→ **Instructions to follow**
Extract all lines that hold the string "июня".

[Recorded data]
════

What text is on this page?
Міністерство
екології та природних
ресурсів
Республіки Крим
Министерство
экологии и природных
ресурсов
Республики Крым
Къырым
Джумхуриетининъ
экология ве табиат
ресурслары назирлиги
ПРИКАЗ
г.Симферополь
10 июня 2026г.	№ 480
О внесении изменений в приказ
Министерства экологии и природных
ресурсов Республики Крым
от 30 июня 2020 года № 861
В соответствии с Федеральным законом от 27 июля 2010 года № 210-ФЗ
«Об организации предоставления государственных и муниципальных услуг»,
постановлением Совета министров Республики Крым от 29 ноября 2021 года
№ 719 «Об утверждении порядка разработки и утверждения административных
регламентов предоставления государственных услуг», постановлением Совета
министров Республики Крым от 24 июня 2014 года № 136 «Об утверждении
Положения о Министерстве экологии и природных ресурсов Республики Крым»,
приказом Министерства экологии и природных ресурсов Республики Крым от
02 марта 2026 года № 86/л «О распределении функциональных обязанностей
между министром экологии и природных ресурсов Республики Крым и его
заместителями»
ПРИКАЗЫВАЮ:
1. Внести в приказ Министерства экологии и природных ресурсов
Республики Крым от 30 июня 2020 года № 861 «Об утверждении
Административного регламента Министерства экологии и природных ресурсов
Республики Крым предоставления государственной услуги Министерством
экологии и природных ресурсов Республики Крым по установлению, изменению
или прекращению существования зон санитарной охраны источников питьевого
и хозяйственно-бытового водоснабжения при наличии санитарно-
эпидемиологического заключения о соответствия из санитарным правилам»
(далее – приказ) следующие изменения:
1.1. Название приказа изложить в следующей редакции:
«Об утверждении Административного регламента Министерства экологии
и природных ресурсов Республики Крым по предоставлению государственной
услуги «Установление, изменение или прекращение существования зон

════

→ **Output for this task**
10 июня 2026г.	№ 480
от 30 июня 2020 года № 861
министров Республики Крым от 24 июня 2014 года № 136 «Об утверждении
Республики Крым от 30 июня 2020 года № 861 «Об утверждении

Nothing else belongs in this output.